** START Records to process **
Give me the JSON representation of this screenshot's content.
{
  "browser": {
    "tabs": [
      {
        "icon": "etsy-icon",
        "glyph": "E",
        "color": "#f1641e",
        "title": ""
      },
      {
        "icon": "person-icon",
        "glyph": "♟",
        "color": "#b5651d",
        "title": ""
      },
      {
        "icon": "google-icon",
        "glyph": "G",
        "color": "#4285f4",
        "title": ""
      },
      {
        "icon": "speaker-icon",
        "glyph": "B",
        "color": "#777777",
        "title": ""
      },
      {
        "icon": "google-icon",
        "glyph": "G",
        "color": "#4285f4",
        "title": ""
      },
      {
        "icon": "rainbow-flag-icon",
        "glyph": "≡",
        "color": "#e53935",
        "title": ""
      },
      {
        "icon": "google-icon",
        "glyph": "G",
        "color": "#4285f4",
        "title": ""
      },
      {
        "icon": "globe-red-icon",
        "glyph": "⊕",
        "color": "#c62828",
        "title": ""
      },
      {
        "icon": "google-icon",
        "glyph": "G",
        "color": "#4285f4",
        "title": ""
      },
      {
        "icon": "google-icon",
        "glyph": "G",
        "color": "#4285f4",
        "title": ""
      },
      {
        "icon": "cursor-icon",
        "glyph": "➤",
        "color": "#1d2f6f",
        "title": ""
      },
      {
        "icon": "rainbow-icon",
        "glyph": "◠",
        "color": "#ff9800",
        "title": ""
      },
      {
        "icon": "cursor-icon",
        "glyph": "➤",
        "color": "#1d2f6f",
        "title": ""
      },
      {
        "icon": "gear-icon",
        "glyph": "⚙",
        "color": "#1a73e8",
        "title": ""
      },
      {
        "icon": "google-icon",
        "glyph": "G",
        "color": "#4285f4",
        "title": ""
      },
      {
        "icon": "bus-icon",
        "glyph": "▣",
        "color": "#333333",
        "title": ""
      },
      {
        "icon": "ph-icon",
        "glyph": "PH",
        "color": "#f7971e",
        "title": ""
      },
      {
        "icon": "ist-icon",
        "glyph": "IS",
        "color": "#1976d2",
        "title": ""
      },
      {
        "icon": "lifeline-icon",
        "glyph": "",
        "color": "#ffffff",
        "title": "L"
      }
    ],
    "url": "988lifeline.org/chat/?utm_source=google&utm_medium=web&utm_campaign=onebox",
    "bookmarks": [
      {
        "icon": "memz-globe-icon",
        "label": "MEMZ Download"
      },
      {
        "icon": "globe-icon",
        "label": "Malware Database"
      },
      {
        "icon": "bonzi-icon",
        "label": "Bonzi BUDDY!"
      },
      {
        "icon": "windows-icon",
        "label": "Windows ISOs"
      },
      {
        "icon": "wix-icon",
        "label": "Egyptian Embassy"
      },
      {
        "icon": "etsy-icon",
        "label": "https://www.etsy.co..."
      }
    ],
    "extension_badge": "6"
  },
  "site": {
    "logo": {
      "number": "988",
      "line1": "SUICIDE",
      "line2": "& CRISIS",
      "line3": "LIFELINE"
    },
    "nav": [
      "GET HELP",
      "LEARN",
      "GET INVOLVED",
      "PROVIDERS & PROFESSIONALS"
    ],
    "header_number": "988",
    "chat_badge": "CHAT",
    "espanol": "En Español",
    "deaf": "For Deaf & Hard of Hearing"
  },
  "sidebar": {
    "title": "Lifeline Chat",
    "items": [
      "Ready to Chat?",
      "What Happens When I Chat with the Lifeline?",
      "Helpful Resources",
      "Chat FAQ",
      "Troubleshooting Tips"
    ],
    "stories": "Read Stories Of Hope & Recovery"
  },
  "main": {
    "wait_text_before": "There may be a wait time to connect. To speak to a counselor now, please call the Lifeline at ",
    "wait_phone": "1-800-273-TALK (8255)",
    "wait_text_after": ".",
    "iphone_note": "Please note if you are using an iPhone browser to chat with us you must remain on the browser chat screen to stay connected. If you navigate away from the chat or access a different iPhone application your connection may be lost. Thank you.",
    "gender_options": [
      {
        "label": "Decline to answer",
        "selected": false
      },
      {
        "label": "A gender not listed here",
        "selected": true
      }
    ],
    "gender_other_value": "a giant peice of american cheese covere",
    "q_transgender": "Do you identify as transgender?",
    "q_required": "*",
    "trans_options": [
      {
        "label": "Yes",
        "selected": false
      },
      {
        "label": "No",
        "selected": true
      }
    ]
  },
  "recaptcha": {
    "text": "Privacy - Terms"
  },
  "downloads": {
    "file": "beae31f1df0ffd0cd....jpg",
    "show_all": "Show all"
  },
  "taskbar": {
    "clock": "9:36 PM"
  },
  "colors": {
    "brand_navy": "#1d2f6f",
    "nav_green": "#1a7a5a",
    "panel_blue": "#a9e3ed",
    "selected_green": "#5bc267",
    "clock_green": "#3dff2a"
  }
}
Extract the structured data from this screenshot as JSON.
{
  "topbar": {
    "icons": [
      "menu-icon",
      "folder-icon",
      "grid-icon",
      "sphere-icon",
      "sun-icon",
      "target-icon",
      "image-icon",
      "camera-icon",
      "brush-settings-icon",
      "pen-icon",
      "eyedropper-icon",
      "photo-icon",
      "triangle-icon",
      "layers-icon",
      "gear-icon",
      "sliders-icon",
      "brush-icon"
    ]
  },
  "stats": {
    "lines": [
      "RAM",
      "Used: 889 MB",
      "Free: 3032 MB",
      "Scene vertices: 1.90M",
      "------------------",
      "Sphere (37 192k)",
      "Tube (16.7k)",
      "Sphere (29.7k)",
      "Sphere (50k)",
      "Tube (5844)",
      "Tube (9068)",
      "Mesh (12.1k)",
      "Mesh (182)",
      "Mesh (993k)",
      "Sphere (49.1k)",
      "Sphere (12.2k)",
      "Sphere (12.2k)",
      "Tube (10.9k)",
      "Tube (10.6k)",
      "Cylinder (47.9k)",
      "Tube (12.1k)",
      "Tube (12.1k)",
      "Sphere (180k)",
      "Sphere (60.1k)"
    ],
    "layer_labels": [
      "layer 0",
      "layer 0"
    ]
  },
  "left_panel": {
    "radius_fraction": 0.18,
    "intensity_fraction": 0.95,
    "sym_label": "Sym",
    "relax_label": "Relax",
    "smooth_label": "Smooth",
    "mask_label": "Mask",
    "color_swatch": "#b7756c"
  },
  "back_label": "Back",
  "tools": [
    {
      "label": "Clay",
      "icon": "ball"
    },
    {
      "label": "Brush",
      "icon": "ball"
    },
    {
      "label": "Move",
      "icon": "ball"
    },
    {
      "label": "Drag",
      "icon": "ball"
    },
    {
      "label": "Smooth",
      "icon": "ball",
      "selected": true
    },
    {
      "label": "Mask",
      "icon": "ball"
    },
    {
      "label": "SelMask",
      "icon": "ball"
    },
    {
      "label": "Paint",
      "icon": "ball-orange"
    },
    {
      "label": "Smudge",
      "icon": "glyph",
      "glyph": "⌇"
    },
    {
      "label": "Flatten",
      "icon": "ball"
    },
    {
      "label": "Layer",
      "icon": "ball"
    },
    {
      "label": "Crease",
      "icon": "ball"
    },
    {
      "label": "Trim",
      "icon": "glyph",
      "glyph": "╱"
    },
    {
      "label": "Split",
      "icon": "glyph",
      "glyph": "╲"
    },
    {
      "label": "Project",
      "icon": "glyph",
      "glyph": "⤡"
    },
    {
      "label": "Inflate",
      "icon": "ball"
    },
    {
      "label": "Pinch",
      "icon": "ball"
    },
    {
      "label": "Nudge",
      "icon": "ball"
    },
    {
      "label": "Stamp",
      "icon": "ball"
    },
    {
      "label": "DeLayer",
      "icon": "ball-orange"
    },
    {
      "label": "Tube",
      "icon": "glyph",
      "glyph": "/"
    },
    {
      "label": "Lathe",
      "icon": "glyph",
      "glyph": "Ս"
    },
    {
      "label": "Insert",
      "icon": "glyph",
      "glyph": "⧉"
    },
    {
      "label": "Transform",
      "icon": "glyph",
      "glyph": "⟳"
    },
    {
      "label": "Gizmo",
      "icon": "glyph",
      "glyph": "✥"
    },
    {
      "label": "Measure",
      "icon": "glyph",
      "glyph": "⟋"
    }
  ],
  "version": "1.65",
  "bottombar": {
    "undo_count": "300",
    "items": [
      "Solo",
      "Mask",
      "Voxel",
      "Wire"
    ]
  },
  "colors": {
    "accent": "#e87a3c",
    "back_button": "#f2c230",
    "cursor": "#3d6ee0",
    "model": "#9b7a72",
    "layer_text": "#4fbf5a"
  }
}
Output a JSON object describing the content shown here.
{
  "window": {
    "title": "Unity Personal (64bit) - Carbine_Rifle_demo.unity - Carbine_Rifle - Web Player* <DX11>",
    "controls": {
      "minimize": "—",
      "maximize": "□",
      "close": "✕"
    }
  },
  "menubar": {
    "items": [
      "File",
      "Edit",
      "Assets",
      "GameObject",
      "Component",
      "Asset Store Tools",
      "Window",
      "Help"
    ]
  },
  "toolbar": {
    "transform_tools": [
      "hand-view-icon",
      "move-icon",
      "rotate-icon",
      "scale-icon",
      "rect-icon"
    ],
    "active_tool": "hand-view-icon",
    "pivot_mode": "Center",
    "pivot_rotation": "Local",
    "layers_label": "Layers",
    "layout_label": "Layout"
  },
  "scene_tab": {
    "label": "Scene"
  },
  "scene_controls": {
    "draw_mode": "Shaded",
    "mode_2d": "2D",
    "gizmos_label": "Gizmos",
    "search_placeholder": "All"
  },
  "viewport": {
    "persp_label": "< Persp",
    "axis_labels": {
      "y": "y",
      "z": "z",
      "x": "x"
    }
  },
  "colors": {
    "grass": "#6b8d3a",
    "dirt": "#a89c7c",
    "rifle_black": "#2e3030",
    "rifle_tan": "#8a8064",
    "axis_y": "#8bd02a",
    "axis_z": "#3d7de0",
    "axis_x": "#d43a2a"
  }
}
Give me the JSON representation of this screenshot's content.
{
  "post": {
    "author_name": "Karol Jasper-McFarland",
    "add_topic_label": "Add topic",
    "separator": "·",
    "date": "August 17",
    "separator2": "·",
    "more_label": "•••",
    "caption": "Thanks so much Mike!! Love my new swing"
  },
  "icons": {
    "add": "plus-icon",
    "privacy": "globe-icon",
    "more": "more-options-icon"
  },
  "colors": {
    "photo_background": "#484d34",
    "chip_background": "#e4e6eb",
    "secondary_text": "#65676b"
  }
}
** END Records to process **
Goal:
Gather from the entries above all lines that include the string "browser".

Final answer:
  "browser": {
    "iphone_note": "Please note if you are using an iPhone browser to chat with us you must remain on the browser chat screen to stay connected. If you navigate away from the chat or access a different iPhone application your connection may be lost. Thank you.",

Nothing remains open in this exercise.